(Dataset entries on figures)
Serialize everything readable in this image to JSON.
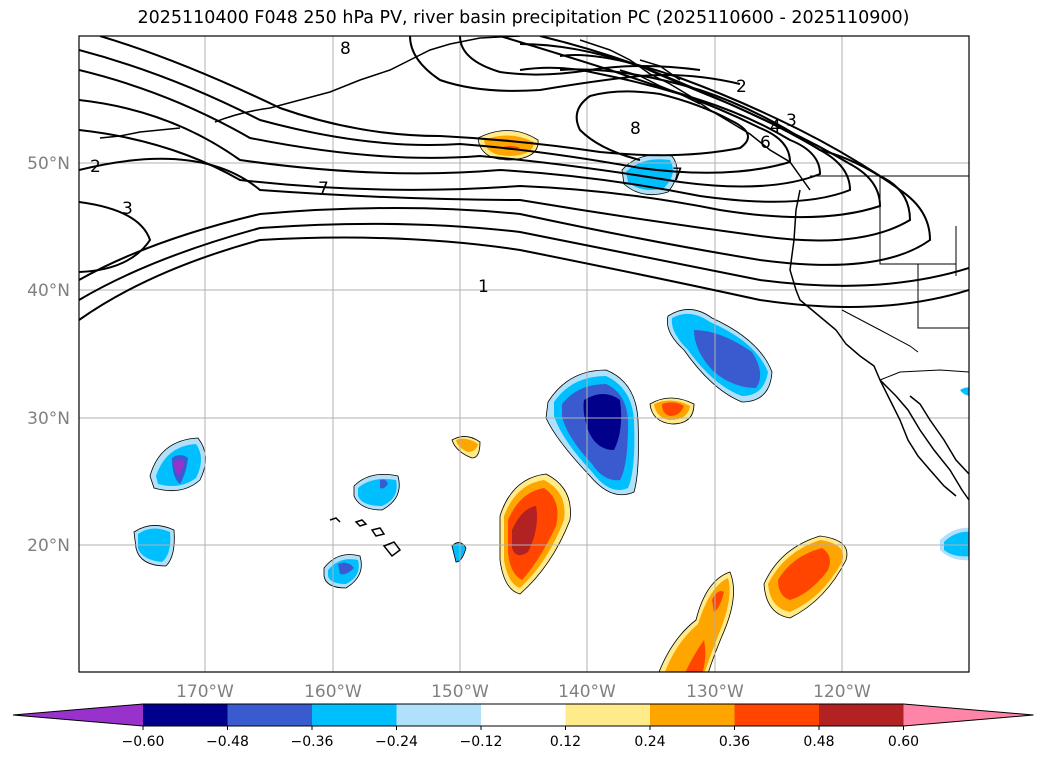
{
  "title": "2025110400 F048 250 hPa PV, river basin precipitation PC (2025110600 - 2025110900)",
  "lat_labels": [
    "50°N",
    "40°N",
    "30°N",
    "20°N"
  ],
  "lon_labels": [
    "170°W",
    "160°W",
    "150°W",
    "140°W",
    "130°W",
    "120°W"
  ],
  "contour_labels": [
    "2",
    "3",
    "7",
    "1",
    "2",
    "3",
    "4",
    "6",
    "7",
    "8",
    "8"
  ],
  "colorbar": {
    "ticks": [
      "−0.60",
      "−0.48",
      "−0.36",
      "−0.24",
      "−0.12",
      "0.12",
      "0.24",
      "0.36",
      "0.48",
      "0.60"
    ],
    "colors": [
      "#9932cc",
      "#00008b",
      "#3a5bcf",
      "#00bfff",
      "#b0e0fa",
      "#ffffff",
      "#ffeb8a",
      "#ffa500",
      "#ff4500",
      "#b22222",
      "#ff85a8"
    ]
  }
}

• Exercise objective: Leave out the pictures and give the rest of the records again exactly.

• Output below:
Serialize everything readable in this image to JSON.
{
  "title": "2025110400 F048 250 hPa PV, river basin precipitation PC (2025110600 - 2025110900)",
  "lat_labels": [
    "50°N",
    "40°N",
    "30°N",
    "20°N"
  ],
  "lon_labels": [
    "170°W",
    "160°W",
    "150°W",
    "140°W",
    "130°W",
    "120°W"
  ],
  "contour_labels": [
    "2",
    "3",
    "7",
    "1",
    "2",
    "3",
    "4",
    "6",
    "7",
    "8",
    "8"
  ],
  "colorbar": {
    "ticks": [
      "−0.60",
      "−0.48",
      "−0.36",
      "−0.24",
      "−0.12",
      "0.12",
      "0.24",
      "0.36",
      "0.48",
      "0.60"
    ],
    "colors": [
      "#9932cc",
      "#00008b",
      "#3a5bcf",
      "#00bfff",
      "#b0e0fa",
      "#ffffff",
      "#ffeb8a",
      "#ffa500",
      "#ff4500",
      "#b22222",
      "#ff85a8"
    ]
  }
}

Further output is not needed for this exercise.